= DIRECTION =
Set down each entry exactly as given; pictures should not appear in the copy.

= DATASET RECORDS =
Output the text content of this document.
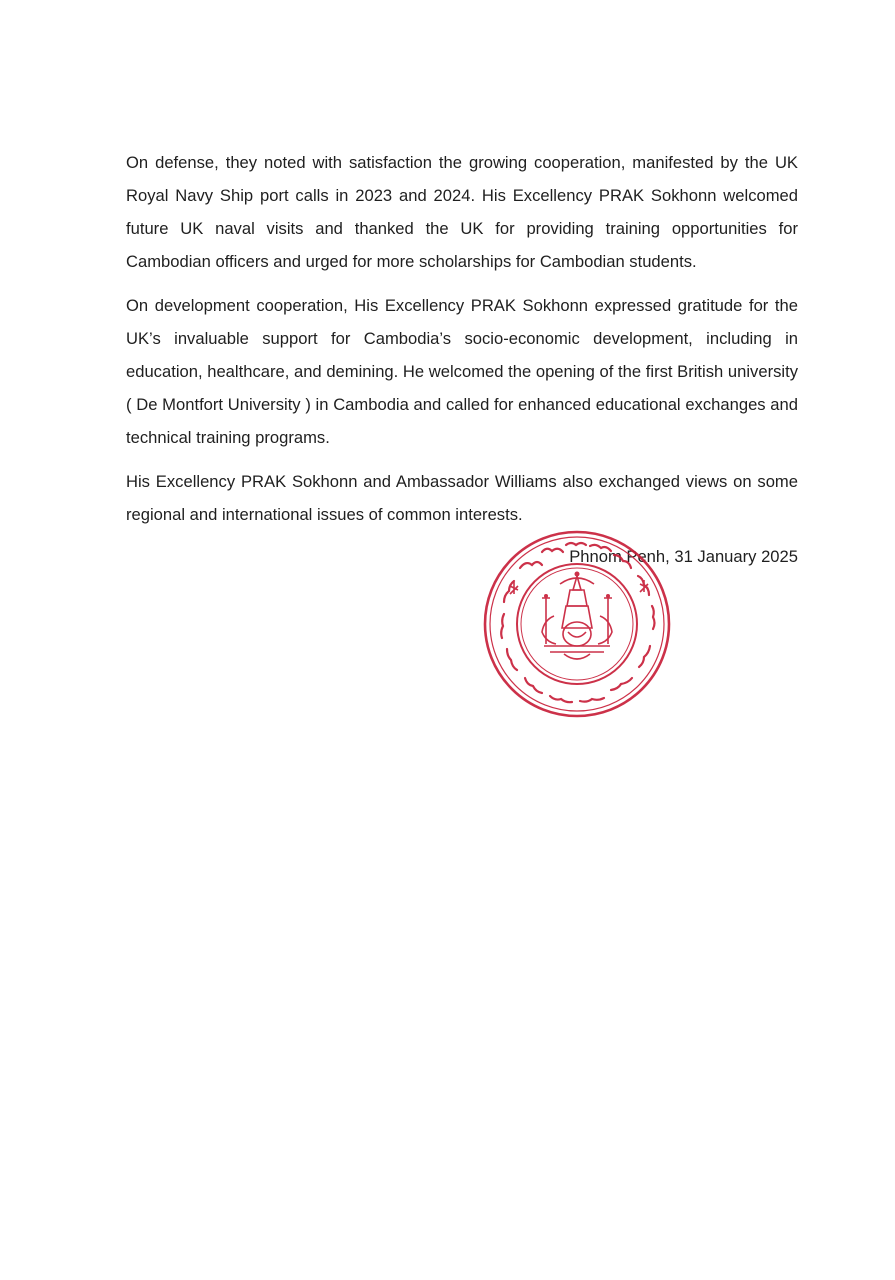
On defense, they noted with satisfaction the growing cooperation, manifested by the UK Royal Navy Ship port calls in 2023 and 2024. His Excellency PRAK Sokhonn welcomed future UK naval visits and thanked the UK for providing training opportunities for Cambodian officers and urged for more scholarships for Cambodian students.

On development cooperation, His Excellency PRAK Sokhonn expressed gratitude for the UK’s invaluable support for Cambodia’s socio-economic development, including in education, healthcare, and demining. He welcomed the opening of the first British university ( De Montfort University ) in Cambodia and called for enhanced educational exchanges and technical training programs.

His Excellency PRAK Sokhonn and Ambassador Williams also exchanged views on some regional and international issues of common interests.

Phnom Penh, 31 January 2025
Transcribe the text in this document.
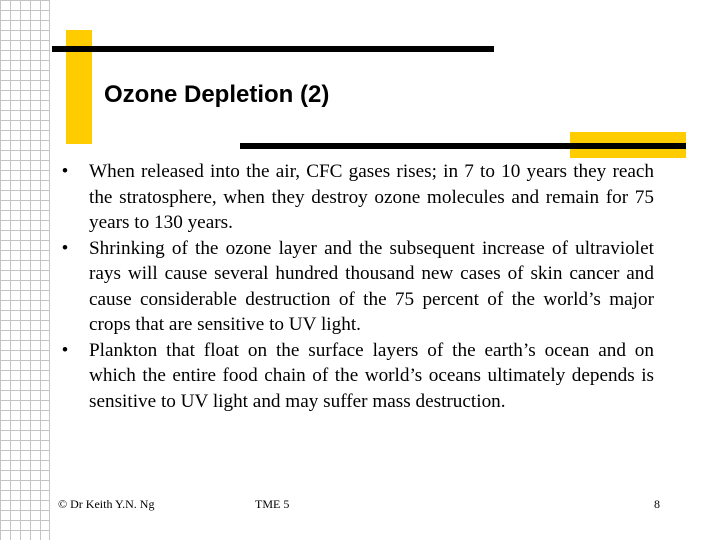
Ozone Depletion (2)
• When released into the air, CFC gases rises; in 7 to 10 years they reach the stratosphere, when they destroy ozone molecules and remain for 75 years to 130 years.
• Shrinking of the ozone layer and the subsequent increase of ultraviolet rays will cause several hundred thousand new cases of skin cancer and cause considerable destruction of the 75 percent of the world’s major crops that are sensitive to UV light.
• Plankton that float on the surface layers of the earth’s ocean and on which the entire food chain of the world’s oceans ultimately depends is sensitive to UV light and may suffer mass destruction.
© Dr Keith Y.N. Ng	TME 5	8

= OUTPUT OF THE TASK =
Output the text content of this document.
On defense, they noted with satisfaction the growing cooperation, manifested by the UK Royal Navy Ship port calls in 2023 and 2024. His Excellency PRAK Sokhonn welcomed future UK naval visits and thanked the UK for providing training opportunities for Cambodian officers and urged for more scholarships for Cambodian students.

On development cooperation, His Excellency PRAK Sokhonn expressed gratitude for the UK’s invaluable support for Cambodia’s socio-economic development, including in education, healthcare, and demining. He welcomed the opening of the first British university ( De Montfort University ) in Cambodia and called for enhanced educational exchanges and technical training programs.

His Excellency PRAK Sokhonn and Ambassador Williams also exchanged views on some regional and international issues of common interests.

Phnom Penh, 31 January 2025
Transcribe the text in this document.
Ozone Depletion (2)
• When released into the air, CFC gases rises; in 7 to 10 years they reach the stratosphere, when they destroy ozone molecules and remain for 75 years to 130 years.
• Shrinking of the ozone layer and the subsequent increase of ultraviolet rays will cause several hundred thousand new cases of skin cancer and cause considerable destruction of the 75 percent of the world’s major crops that are sensitive to UV light.
• Plankton that float on the surface layers of the earth’s ocean and on which the entire food chain of the world’s oceans ultimately depends is sensitive to UV light and may suffer mass destruction.
© Dr Keith Y.N. Ng	TME 5	8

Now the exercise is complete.